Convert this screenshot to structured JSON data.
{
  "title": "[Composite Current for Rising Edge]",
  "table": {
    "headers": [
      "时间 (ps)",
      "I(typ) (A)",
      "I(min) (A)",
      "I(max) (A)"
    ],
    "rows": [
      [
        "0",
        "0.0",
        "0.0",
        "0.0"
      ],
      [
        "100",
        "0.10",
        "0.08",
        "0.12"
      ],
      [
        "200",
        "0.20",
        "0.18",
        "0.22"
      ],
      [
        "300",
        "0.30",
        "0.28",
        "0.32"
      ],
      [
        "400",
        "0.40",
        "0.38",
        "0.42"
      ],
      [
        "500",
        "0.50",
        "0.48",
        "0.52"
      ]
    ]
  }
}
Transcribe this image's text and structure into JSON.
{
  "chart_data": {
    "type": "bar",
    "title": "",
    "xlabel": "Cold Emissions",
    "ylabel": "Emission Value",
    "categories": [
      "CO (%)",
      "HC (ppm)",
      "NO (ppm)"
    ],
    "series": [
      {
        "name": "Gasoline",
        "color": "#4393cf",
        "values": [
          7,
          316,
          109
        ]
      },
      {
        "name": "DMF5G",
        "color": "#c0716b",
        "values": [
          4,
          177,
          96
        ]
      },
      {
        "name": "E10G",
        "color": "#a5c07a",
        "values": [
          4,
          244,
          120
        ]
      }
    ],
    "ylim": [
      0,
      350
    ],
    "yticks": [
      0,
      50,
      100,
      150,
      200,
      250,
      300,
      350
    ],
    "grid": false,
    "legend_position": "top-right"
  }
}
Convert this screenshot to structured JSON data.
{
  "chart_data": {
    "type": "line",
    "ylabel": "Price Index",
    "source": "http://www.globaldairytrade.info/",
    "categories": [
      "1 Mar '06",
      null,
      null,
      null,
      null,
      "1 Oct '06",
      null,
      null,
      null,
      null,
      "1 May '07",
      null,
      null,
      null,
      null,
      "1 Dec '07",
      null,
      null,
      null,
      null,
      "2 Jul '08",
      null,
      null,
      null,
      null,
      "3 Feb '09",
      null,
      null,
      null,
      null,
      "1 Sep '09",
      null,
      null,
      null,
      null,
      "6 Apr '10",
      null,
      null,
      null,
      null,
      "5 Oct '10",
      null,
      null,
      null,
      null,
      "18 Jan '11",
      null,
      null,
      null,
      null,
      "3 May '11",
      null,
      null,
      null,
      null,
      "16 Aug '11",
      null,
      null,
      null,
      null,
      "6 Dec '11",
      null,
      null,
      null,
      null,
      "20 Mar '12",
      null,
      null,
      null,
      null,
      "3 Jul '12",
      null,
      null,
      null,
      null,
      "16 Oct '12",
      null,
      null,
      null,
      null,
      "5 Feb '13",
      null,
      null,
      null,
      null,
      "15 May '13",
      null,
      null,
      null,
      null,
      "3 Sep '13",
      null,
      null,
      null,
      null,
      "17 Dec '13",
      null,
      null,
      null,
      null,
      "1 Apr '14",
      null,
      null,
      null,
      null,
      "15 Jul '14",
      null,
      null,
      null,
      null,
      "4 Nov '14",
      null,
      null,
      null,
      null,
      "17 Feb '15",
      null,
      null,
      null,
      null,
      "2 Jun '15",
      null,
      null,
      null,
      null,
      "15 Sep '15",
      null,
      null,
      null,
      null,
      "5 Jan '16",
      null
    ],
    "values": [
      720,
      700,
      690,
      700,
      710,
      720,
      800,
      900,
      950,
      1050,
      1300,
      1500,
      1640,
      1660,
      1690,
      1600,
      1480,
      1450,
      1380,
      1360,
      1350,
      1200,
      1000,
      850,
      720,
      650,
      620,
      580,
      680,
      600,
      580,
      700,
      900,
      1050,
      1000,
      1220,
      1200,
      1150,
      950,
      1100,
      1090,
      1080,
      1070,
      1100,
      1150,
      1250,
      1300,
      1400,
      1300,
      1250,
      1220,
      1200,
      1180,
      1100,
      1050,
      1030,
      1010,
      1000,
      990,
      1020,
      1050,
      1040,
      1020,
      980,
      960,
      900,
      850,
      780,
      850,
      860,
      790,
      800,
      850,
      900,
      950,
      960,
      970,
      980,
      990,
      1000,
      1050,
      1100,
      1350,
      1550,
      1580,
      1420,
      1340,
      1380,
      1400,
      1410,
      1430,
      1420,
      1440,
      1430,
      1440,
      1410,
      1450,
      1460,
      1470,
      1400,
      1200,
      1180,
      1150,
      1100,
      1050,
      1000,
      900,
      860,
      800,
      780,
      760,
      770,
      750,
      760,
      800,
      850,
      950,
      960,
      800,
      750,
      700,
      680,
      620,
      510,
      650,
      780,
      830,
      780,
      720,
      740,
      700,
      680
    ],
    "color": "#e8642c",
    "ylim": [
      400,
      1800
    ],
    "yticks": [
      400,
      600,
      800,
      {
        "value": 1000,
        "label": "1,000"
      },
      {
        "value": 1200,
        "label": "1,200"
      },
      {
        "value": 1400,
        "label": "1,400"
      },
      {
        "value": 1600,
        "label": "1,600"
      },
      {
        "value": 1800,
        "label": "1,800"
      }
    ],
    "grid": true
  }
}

++++

### Exercise prompt
Each line above must be printed exactly as it appears.

### Reply to the task
Convert this screenshot to structured JSON data.
{
  "title": "[Composite Current for Rising Edge]",
  "table": {
    "headers": [
      "时间 (ps)",
      "I(typ) (A)",
      "I(min) (A)",
      "I(max) (A)"
    ],
    "rows": [
      [
        "0",
        "0.0",
        "0.0",
        "0.0"
      ],
      [
        "100",
        "0.10",
        "0.08",
        "0.12"
      ],
      [
        "200",
        "0.20",
        "0.18",
        "0.22"
      ],
      [
        "300",
        "0.30",
        "0.28",
        "0.32"
      ],
      [
        "400",
        "0.40",
        "0.38",
        "0.42"
      ],
      [
        "500",
        "0.50",
        "0.48",
        "0.52"
      ]
    ]
  }
}
Transcribe this image's text and structure into JSON.
{
  "chart_data": {
    "type": "bar",
    "title": "",
    "xlabel": "Cold Emissions",
    "ylabel": "Emission Value",
    "categories": [
      "CO (%)",
      "HC (ppm)",
      "NO (ppm)"
    ],
    "series": [
      {
        "name": "Gasoline",
        "color": "#4393cf",
        "values": [
          7,
          316,
          109
        ]
      },
      {
        "name": "DMF5G",
        "color": "#c0716b",
        "values": [
          4,
          177,
          96
        ]
      },
      {
        "name": "E10G",
        "color": "#a5c07a",
        "values": [
          4,
          244,
          120
        ]
      }
    ],
    "ylim": [
      0,
      350
    ],
    "yticks": [
      0,
      50,
      100,
      150,
      200,
      250,
      300,
      350
    ],
    "grid": false,
    "legend_position": "top-right"
  }
}
Convert this screenshot to structured JSON data.
{
  "chart_data": {
    "type": "line",
    "ylabel": "Price Index",
    "source": "http://www.globaldairytrade.info/",
    "categories": [
      "1 Mar '06",
      null,
      null,
      null,
      null,
      "1 Oct '06",
      null,
      null,
      null,
      null,
      "1 May '07",
      null,
      null,
      null,
      null,
      "1 Dec '07",
      null,
      null,
      null,
      null,
      "2 Jul '08",
      null,
      null,
      null,
      null,
      "3 Feb '09",
      null,
      null,
      null,
      null,
      "1 Sep '09",
      null,
      null,
      null,
      null,
      "6 Apr '10",
      null,
      null,
      null,
      null,
      "5 Oct '10",
      null,
      null,
      null,
      null,
      "18 Jan '11",
      null,
      null,
      null,
      null,
      "3 May '11",
      null,
      null,
      null,
      null,
      "16 Aug '11",
      null,
      null,
      null,
      null,
      "6 Dec '11",
      null,
      null,
      null,
      null,
      "20 Mar '12",
      null,
      null,
      null,
      null,
      "3 Jul '12",
      null,
      null,
      null,
      null,
      "16 Oct '12",
      null,
      null,
      null,
      null,
      "5 Feb '13",
      null,
      null,
      null,
      null,
      "15 May '13",
      null,
      null,
      null,
      null,
      "3 Sep '13",
      null,
      null,
      null,
      null,
      "17 Dec '13",
      null,
      null,
      null,
      null,
      "1 Apr '14",
      null,
      null,
      null,
      null,
      "15 Jul '14",
      null,
      null,
      null,
      null,
      "4 Nov '14",
      null,
      null,
      null,
      null,
      "17 Feb '15",
      null,
      null,
      null,
      null,
      "2 Jun '15",
      null,
      null,
      null,
      null,
      "15 Sep '15",
      null,
      null,
      null,
      null,
      "5 Jan '16",
      null
    ],
    "values": [
      720,
      700,
      690,
      700,
      710,
      720,
      800,
      900,
      950,
      1050,
      1300,
      1500,
      1640,
      1660,
      1690,
      1600,
      1480,
      1450,
      1380,
      1360,
      1350,
      1200,
      1000,
      850,
      720,
      650,
      620,
      580,
      680,
      600,
      580,
      700,
      900,
      1050,
      1000,
      1220,
      1200,
      1150,
      950,
      1100,
      1090,
      1080,
      1070,
      1100,
      1150,
      1250,
      1300,
      1400,
      1300,
      1250,
      1220,
      1200,
      1180,
      1100,
      1050,
      1030,
      1010,
      1000,
      990,
      1020,
      1050,
      1040,
      1020,
      980,
      960,
      900,
      850,
      780,
      850,
      860,
      790,
      800,
      850,
      900,
      950,
      960,
      970,
      980,
      990,
      1000,
      1050,
      1100,
      1350,
      1550,
      1580,
      1420,
      1340,
      1380,
      1400,
      1410,
      1430,
      1420,
      1440,
      1430,
      1440,
      1410,
      1450,
      1460,
      1470,
      1400,
      1200,
      1180,
      1150,
      1100,
      1050,
      1000,
      900,
      860,
      800,
      780,
      760,
      770,
      750,
      760,
      800,
      850,
      950,
      960,
      800,
      750,
      700,
      680,
      620,
      510,
      650,
      780,
      830,
      780,
      720,
      740,
      700,
      680
    ],
    "color": "#e8642c",
    "ylim": [
      400,
      1800
    ],
    "yticks": [
      400,
      600,
      800,
      {
        "value": 1000,
        "label": "1,000"
      },
      {
        "value": 1200,
        "label": "1,200"
      },
      {
        "value": 1400,
        "label": "1,400"
      },
      {
        "value": 1600,
        "label": "1,600"
      },
      {
        "value": 1800,
        "label": "1,800"
      }
    ],
    "grid": true
  }
}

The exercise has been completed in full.